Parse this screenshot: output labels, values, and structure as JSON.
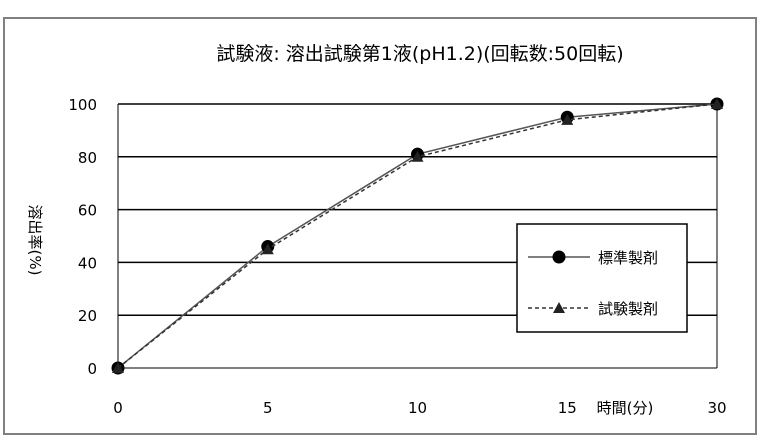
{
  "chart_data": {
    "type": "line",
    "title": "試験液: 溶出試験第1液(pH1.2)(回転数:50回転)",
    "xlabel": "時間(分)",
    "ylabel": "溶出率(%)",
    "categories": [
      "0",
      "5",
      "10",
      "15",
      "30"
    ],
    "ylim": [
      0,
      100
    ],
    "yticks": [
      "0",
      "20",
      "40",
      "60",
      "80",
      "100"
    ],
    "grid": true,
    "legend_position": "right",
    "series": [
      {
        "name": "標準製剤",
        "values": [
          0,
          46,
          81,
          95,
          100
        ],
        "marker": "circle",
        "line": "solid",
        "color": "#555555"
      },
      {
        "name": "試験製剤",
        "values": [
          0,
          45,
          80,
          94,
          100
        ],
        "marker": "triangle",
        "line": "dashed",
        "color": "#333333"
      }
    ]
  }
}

> _TASK PROMPT_:
The records above must be transcribed exactly. Pictures are left out of the copy.

> _ANSWER IN FULL_:
Parse this screenshot: output labels, values, and structure as JSON.
{
  "chart_data": {
    "type": "line",
    "title": "試験液: 溶出試験第1液(pH1.2)(回転数:50回転)",
    "xlabel": "時間(分)",
    "ylabel": "溶出率(%)",
    "categories": [
      "0",
      "5",
      "10",
      "15",
      "30"
    ],
    "ylim": [
      0,
      100
    ],
    "yticks": [
      "0",
      "20",
      "40",
      "60",
      "80",
      "100"
    ],
    "grid": true,
    "legend_position": "right",
    "series": [
      {
        "name": "標準製剤",
        "values": [
          0,
          46,
          81,
          95,
          100
        ],
        "marker": "circle",
        "line": "solid",
        "color": "#555555"
      },
      {
        "name": "試験製剤",
        "values": [
          0,
          45,
          80,
          94,
          100
        ],
        "marker": "triangle",
        "line": "dashed",
        "color": "#333333"
      }
    ]
  }
}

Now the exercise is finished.